Records supplied section start

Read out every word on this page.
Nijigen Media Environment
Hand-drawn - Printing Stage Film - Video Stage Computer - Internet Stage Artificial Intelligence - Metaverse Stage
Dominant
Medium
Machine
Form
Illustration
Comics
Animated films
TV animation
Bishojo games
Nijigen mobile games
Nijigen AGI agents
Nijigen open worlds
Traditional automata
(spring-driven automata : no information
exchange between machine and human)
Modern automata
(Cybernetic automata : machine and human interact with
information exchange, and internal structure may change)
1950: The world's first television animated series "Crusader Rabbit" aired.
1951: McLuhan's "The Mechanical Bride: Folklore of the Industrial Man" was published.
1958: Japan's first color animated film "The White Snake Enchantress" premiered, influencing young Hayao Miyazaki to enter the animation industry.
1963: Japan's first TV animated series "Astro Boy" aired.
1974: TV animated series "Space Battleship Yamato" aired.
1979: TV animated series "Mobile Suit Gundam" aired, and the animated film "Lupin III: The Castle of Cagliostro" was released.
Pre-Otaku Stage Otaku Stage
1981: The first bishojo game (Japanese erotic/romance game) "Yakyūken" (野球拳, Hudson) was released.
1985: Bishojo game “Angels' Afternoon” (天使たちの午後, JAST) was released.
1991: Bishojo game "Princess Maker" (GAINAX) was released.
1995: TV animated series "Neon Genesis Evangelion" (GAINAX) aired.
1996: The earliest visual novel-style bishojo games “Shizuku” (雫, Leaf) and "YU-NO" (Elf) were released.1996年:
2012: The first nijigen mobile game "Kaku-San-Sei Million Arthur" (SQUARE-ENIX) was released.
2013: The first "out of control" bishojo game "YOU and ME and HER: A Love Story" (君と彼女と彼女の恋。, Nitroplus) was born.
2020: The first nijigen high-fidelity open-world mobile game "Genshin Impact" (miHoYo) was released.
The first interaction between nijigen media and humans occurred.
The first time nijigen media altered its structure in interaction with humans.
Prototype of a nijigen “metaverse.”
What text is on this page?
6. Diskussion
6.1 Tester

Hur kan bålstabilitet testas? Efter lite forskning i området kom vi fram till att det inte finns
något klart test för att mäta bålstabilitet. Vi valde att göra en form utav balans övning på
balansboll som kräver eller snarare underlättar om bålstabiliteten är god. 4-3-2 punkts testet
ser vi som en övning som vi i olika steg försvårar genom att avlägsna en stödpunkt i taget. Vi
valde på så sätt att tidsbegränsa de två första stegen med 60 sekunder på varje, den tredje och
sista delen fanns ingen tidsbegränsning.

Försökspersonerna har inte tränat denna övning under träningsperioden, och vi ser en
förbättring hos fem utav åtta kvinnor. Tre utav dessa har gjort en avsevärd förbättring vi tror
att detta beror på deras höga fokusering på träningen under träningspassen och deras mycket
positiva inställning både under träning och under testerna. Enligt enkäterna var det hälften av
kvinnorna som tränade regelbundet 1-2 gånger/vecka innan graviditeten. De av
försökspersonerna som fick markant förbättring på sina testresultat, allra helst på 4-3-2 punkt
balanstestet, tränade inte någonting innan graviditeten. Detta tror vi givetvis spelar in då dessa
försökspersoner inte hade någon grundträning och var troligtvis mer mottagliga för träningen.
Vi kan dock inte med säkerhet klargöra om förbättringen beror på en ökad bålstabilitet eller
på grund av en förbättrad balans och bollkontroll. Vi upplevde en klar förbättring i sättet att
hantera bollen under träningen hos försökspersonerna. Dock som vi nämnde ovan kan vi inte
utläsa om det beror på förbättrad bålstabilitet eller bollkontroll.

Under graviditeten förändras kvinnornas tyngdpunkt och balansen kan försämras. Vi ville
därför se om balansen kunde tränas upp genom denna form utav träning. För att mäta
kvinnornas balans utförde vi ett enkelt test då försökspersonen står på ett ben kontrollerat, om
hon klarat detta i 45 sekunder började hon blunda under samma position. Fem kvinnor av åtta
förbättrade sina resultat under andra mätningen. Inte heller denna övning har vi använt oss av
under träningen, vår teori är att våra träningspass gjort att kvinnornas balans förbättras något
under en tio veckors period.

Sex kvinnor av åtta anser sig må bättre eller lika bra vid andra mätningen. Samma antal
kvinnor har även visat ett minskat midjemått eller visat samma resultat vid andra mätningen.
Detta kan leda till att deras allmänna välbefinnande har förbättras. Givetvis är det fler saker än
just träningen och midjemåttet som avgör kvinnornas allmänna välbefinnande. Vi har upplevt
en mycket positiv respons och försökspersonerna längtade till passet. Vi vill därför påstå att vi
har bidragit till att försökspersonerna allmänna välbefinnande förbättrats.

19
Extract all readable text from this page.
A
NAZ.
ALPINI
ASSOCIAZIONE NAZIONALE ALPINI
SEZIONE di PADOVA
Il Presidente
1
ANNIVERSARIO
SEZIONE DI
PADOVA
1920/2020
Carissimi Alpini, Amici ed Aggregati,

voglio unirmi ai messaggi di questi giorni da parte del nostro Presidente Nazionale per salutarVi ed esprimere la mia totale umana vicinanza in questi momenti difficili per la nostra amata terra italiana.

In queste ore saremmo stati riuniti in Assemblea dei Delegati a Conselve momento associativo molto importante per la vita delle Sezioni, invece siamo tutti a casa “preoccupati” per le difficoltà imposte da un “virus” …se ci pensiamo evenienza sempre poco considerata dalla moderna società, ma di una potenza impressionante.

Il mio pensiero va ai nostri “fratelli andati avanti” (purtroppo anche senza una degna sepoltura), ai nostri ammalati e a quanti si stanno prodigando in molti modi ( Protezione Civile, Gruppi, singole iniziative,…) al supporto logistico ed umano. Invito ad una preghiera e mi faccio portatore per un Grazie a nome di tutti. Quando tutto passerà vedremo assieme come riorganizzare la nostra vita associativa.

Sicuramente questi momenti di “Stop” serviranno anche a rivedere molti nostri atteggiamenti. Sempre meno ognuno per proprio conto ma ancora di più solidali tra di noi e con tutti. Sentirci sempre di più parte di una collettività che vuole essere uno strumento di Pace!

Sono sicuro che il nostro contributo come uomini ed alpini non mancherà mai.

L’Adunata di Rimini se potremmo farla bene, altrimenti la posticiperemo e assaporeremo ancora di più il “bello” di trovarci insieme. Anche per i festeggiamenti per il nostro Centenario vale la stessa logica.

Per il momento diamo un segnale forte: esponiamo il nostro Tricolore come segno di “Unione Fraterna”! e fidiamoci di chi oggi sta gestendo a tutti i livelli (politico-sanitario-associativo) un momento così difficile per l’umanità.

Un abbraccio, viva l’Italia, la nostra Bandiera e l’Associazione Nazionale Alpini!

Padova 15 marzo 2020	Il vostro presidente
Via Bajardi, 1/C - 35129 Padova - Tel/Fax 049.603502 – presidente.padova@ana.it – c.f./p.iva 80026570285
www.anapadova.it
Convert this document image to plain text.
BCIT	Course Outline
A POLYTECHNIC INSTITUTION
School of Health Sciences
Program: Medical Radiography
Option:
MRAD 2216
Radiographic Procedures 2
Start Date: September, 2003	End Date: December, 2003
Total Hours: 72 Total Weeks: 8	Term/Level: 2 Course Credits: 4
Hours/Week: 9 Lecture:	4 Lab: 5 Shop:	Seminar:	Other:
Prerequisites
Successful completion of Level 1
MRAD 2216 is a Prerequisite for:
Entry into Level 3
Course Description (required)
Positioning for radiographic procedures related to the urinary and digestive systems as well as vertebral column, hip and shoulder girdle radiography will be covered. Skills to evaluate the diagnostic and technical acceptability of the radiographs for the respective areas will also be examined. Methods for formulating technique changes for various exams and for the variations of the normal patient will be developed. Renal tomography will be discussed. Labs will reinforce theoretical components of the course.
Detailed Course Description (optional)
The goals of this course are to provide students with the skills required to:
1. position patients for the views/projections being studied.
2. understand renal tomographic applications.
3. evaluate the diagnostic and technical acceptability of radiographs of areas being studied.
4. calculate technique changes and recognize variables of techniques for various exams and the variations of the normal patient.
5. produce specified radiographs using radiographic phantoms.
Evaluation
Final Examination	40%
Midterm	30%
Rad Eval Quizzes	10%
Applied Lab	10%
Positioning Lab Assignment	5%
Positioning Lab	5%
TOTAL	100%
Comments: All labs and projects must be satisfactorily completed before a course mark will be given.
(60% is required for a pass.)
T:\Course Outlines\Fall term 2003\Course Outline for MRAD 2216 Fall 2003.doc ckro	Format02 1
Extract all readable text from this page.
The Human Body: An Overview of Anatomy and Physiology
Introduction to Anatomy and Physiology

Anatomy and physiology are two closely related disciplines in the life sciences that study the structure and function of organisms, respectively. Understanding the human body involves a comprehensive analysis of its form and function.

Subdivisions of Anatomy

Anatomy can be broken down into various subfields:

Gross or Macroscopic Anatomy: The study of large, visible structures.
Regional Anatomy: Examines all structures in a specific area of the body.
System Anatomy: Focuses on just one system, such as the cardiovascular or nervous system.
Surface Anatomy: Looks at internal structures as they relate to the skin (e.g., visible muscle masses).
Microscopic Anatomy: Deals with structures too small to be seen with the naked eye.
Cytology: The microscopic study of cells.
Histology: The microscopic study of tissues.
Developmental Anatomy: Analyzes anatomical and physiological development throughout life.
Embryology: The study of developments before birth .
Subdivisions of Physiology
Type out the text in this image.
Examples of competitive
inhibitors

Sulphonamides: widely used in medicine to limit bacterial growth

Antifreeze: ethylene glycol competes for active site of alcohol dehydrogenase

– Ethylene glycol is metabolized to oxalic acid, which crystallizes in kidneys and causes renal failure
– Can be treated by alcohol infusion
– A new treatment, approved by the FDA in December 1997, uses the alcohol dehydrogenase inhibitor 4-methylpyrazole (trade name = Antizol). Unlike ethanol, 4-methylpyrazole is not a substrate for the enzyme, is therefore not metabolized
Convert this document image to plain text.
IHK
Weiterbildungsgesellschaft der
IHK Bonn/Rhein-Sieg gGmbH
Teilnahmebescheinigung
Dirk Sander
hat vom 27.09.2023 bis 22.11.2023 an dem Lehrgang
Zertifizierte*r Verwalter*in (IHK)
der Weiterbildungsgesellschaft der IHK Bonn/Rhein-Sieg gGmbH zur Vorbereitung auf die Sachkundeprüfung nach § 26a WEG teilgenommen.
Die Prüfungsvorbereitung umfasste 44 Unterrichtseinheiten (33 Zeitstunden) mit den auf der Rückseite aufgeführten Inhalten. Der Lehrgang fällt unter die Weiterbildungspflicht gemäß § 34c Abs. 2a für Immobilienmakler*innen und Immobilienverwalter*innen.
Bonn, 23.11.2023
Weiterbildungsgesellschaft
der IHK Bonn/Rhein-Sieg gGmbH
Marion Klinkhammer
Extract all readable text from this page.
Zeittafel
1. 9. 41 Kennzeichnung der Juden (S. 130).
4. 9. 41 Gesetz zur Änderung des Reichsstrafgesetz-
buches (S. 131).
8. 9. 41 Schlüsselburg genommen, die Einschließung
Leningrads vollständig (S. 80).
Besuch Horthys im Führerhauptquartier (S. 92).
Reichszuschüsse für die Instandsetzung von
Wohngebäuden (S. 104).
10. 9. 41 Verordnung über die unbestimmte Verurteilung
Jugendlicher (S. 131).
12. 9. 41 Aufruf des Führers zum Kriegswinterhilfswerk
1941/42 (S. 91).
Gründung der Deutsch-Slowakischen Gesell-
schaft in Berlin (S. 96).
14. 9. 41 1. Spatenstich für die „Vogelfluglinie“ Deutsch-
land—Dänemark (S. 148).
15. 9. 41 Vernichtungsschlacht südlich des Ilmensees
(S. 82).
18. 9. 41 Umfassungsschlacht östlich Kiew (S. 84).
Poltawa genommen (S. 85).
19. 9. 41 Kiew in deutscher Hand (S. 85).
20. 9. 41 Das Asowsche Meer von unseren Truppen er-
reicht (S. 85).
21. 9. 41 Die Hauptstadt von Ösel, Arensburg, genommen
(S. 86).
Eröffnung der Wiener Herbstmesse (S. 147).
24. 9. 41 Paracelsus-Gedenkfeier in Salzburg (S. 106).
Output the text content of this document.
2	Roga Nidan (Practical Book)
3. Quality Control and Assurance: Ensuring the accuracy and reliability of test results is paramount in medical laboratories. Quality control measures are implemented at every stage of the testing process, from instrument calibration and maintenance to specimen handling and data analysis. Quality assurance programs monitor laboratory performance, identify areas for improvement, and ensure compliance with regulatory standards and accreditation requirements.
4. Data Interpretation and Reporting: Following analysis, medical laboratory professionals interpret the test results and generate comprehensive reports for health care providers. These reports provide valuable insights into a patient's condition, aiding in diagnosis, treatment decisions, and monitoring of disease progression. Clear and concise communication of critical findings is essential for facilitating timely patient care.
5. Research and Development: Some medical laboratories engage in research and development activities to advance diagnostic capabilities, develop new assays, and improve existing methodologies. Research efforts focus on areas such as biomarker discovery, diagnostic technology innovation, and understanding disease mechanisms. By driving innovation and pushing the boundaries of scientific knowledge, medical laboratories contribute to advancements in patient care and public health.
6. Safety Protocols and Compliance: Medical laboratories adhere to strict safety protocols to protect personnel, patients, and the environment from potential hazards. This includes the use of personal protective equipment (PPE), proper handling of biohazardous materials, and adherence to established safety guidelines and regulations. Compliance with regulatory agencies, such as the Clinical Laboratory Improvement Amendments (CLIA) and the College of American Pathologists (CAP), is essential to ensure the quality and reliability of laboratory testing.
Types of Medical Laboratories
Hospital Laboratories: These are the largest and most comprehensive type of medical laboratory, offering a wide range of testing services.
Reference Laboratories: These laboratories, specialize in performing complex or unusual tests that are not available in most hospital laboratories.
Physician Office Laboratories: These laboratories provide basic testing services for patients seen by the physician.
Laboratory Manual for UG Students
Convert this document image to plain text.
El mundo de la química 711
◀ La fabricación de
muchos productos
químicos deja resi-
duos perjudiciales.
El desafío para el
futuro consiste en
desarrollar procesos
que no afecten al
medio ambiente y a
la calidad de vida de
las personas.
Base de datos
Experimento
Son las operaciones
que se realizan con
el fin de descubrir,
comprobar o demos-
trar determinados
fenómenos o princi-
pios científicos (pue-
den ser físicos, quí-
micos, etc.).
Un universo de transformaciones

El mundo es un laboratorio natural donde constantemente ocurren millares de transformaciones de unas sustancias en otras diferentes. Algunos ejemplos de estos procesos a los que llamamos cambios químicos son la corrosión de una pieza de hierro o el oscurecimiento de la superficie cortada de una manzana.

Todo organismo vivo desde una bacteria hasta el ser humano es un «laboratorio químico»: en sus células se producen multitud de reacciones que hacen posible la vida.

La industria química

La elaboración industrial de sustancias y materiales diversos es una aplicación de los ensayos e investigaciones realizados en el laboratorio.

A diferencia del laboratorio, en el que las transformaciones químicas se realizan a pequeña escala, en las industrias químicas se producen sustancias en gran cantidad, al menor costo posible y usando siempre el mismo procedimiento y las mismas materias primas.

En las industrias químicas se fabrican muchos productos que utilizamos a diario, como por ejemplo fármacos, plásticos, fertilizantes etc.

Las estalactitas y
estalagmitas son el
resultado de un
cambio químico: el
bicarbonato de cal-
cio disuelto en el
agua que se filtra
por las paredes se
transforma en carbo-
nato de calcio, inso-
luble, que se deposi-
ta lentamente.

Records supplied section end

_Problem to solve_
Find every line in the records above that contains the word "information", and copy each one.

_Task response_
(spring-driven automata : no information
information exchange, and internal structure may change)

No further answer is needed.